▶ YOUR INSTRUCTIONS
Select, from the material below, each line with "ylabel" in it.

▶ PROVIDED ENTRIES

++++++

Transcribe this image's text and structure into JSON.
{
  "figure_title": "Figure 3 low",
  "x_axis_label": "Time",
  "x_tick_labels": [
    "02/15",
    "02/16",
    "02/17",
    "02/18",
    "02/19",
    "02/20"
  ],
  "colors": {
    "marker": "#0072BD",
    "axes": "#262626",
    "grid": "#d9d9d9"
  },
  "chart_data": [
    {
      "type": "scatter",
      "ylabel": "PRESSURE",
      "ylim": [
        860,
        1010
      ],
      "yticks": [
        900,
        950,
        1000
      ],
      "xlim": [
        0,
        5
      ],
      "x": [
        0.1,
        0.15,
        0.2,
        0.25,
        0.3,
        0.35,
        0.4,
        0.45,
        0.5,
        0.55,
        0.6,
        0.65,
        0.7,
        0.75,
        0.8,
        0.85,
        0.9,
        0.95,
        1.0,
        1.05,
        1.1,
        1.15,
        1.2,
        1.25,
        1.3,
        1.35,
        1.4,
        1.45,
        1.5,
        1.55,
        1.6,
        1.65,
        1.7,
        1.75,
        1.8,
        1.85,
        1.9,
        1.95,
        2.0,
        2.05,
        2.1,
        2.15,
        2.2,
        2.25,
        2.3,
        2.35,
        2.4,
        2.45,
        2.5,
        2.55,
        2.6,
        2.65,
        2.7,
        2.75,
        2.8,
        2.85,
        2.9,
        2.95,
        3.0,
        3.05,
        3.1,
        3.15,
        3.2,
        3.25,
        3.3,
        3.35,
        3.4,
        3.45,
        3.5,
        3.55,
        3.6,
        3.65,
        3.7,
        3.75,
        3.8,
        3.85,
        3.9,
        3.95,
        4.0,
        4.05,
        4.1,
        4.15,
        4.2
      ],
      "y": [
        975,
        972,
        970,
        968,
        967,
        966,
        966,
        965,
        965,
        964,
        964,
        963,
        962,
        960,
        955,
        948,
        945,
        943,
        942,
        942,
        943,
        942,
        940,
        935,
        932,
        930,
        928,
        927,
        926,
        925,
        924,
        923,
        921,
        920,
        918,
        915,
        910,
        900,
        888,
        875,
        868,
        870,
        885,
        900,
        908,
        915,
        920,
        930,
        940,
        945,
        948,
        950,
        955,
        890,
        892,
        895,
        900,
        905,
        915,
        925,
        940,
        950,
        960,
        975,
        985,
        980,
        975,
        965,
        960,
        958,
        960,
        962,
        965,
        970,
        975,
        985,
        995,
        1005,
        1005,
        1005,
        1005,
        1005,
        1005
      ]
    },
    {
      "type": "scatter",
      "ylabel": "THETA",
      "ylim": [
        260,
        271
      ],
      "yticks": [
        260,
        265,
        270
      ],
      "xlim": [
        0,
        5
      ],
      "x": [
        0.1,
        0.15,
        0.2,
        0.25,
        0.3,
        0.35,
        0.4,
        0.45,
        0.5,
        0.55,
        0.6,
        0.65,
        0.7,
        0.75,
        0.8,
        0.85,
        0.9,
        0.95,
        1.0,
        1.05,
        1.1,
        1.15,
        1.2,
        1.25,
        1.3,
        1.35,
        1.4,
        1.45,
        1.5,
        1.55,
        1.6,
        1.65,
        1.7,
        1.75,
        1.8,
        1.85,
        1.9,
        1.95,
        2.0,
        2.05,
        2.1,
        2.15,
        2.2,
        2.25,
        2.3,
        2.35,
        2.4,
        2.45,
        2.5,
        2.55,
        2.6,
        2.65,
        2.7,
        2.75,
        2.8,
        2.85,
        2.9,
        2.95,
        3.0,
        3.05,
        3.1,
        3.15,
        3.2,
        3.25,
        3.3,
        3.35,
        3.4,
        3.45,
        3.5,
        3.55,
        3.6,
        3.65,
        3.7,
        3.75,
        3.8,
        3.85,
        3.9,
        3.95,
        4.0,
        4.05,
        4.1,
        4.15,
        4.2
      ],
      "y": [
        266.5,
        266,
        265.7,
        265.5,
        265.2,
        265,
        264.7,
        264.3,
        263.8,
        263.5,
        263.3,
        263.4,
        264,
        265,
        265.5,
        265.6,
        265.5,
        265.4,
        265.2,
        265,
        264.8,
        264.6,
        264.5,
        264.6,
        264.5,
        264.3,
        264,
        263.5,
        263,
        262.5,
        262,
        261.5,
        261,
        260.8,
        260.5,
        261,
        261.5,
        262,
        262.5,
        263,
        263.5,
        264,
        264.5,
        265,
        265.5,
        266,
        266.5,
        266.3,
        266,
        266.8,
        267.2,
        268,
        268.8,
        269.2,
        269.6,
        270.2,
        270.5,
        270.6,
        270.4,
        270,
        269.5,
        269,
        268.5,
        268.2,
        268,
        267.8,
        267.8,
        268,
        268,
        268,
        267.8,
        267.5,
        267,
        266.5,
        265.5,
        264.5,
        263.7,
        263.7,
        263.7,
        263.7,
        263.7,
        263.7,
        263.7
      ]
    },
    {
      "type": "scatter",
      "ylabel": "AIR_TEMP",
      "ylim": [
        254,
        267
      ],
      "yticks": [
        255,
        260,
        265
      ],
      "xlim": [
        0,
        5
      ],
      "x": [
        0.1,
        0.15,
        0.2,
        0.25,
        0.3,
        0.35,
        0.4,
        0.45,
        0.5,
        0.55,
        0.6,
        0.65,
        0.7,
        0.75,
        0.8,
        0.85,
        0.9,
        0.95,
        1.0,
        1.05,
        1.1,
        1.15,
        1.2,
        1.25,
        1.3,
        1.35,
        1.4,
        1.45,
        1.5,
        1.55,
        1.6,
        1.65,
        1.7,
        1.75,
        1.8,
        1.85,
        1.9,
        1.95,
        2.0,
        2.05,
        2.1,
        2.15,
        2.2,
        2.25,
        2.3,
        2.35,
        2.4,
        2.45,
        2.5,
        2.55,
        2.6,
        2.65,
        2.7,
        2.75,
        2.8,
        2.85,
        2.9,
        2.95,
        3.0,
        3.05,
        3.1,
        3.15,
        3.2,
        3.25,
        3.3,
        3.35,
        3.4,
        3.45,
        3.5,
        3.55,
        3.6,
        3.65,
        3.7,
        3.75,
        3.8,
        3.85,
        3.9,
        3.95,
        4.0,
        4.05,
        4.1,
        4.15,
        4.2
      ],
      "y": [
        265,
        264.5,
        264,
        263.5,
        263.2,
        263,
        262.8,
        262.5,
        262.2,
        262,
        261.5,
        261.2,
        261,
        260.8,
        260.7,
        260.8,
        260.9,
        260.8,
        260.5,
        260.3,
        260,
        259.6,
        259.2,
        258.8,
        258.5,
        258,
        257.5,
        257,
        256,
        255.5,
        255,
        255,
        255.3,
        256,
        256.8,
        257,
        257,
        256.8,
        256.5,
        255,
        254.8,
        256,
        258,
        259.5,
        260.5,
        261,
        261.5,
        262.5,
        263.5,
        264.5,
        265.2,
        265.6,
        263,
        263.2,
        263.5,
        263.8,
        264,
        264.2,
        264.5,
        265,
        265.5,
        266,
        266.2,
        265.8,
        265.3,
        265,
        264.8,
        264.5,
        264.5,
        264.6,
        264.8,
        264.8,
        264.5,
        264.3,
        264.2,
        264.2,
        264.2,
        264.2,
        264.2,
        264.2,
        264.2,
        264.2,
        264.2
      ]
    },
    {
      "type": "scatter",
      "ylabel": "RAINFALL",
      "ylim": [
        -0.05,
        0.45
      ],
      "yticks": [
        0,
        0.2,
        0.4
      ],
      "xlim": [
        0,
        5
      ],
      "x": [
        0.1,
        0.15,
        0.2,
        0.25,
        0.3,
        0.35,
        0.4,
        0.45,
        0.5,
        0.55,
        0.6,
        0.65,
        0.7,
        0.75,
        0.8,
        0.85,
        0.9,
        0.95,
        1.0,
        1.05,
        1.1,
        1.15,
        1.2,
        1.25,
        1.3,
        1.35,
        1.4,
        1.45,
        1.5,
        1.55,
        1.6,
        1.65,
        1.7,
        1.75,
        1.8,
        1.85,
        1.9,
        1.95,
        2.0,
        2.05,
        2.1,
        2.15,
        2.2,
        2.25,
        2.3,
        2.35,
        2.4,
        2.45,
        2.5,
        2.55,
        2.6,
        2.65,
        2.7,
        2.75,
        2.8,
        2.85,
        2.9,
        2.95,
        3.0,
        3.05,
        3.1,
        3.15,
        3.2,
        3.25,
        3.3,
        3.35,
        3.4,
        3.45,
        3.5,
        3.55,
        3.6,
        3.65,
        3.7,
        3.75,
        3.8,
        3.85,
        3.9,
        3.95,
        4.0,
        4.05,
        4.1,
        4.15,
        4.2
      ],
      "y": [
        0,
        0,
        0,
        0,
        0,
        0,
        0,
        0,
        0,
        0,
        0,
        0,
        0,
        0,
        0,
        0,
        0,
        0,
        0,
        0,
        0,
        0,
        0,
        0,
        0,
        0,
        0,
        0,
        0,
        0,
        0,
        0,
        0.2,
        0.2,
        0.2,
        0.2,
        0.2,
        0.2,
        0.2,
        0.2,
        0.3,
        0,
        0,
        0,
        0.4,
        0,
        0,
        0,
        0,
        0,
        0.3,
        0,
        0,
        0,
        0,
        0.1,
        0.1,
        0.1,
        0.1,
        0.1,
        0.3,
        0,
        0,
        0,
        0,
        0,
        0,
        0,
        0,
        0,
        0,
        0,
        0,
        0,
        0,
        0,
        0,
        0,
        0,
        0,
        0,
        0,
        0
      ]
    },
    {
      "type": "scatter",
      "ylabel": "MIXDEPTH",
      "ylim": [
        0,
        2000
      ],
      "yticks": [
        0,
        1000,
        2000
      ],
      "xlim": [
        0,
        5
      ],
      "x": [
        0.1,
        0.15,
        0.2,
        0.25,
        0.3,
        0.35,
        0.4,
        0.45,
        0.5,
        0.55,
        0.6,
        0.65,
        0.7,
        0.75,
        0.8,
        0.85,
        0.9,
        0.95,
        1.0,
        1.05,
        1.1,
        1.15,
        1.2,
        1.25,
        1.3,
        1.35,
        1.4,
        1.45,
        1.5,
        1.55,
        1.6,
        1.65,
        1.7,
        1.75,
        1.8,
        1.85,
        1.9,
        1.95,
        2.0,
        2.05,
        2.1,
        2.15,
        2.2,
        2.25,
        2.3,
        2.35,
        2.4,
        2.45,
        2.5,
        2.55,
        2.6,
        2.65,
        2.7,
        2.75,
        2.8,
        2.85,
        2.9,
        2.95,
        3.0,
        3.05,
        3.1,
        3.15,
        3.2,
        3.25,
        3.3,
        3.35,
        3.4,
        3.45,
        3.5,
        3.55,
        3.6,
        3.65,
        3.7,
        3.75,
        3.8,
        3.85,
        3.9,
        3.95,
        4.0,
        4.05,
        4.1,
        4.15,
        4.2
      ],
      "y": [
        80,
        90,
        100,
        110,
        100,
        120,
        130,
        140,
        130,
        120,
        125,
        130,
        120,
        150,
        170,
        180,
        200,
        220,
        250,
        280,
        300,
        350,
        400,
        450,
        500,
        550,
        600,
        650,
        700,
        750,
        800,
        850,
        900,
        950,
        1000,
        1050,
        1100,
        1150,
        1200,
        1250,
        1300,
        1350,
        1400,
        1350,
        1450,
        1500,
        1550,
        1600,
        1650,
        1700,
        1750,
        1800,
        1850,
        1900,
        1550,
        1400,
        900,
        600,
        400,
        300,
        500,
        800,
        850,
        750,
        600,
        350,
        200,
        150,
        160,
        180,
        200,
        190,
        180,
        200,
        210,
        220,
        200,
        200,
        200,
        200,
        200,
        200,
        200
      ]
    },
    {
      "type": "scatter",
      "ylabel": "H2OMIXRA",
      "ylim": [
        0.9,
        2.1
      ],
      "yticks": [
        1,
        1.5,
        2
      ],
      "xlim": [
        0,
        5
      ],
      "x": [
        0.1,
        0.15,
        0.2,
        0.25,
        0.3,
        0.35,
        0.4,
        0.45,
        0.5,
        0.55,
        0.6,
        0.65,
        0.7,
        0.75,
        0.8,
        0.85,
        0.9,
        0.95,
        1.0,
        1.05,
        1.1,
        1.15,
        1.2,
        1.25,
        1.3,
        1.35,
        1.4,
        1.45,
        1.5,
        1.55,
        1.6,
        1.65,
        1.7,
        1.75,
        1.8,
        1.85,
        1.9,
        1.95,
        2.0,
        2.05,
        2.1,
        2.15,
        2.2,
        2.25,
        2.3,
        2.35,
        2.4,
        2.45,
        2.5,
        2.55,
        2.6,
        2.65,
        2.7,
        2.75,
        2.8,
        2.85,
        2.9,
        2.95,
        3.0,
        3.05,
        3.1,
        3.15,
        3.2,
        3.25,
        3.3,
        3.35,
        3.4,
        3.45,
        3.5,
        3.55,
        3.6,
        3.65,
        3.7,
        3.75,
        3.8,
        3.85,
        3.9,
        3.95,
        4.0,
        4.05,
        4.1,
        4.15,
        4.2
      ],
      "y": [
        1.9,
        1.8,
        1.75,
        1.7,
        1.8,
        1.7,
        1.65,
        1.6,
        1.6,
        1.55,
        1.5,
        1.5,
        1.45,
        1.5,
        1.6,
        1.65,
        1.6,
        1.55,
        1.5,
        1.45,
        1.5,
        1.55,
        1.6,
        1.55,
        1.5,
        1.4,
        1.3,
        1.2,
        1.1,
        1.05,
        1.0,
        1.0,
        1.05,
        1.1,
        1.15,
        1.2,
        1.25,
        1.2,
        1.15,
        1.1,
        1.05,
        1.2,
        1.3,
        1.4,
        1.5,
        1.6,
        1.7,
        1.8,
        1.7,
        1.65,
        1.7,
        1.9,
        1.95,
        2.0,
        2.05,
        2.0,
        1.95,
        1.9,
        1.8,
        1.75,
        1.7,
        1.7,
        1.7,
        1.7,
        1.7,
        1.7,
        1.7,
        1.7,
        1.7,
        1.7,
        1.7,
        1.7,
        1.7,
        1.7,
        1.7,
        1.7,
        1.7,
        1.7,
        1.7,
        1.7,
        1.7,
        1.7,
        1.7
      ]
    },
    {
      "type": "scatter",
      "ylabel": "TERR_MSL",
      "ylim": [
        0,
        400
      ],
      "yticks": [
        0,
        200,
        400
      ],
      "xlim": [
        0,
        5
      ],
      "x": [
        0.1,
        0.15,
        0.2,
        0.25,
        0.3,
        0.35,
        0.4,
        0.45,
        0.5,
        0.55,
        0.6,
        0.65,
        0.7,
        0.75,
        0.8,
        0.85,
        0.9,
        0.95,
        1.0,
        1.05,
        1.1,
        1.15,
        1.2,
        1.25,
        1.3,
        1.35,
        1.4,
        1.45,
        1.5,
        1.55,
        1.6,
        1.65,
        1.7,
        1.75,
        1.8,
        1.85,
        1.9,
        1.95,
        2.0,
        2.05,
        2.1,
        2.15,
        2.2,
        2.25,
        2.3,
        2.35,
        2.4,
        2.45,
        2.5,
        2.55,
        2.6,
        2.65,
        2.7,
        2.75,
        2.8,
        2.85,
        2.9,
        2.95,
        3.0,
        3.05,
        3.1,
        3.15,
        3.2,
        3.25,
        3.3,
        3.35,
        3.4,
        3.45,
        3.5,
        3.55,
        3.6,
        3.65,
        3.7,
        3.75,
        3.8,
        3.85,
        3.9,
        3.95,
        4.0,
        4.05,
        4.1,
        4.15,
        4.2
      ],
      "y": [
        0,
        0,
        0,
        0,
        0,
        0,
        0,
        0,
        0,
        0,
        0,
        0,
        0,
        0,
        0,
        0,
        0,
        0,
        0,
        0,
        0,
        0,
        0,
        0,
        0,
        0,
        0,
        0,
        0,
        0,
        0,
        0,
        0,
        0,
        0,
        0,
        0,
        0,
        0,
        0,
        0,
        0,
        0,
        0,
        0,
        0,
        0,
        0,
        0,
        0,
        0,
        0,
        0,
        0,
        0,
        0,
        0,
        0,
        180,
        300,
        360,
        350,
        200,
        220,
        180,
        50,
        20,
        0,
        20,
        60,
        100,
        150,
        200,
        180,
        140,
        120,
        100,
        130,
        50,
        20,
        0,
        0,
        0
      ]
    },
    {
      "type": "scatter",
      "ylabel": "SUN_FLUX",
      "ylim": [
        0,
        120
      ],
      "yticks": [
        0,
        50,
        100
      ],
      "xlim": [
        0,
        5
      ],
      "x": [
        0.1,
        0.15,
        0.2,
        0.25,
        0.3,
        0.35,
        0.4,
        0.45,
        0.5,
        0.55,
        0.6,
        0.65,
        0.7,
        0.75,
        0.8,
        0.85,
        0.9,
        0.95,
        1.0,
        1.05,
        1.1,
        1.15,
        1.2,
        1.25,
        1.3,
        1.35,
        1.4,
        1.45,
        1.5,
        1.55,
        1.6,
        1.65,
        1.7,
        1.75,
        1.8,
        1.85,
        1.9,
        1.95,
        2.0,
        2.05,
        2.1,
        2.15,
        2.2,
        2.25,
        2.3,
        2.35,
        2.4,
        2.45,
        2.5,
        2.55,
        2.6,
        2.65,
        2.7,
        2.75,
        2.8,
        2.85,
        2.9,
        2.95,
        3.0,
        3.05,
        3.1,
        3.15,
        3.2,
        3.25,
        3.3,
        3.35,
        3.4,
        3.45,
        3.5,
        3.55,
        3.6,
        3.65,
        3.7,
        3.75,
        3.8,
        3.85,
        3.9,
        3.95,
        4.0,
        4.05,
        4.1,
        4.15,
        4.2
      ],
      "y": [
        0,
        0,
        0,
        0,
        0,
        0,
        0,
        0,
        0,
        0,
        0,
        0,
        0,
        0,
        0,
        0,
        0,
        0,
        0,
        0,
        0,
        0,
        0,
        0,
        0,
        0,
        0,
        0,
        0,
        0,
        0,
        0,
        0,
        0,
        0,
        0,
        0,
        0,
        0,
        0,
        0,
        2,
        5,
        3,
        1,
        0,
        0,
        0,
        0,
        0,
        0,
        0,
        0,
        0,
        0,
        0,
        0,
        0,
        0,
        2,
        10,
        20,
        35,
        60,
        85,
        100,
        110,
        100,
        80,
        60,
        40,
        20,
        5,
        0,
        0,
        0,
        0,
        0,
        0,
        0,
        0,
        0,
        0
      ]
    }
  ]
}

++++++

▶ FULL RESPONSE
      "ylabel": "PRESSURE",
      "ylabel": "THETA",
      "ylabel": "AIR_TEMP",
      "ylabel": "RAINFALL",
      "ylabel": "MIXDEPTH",
      "ylabel": "H2OMIXRA",
      "ylabel": "TERR_MSL",
      "ylabel": "SUN_FLUX",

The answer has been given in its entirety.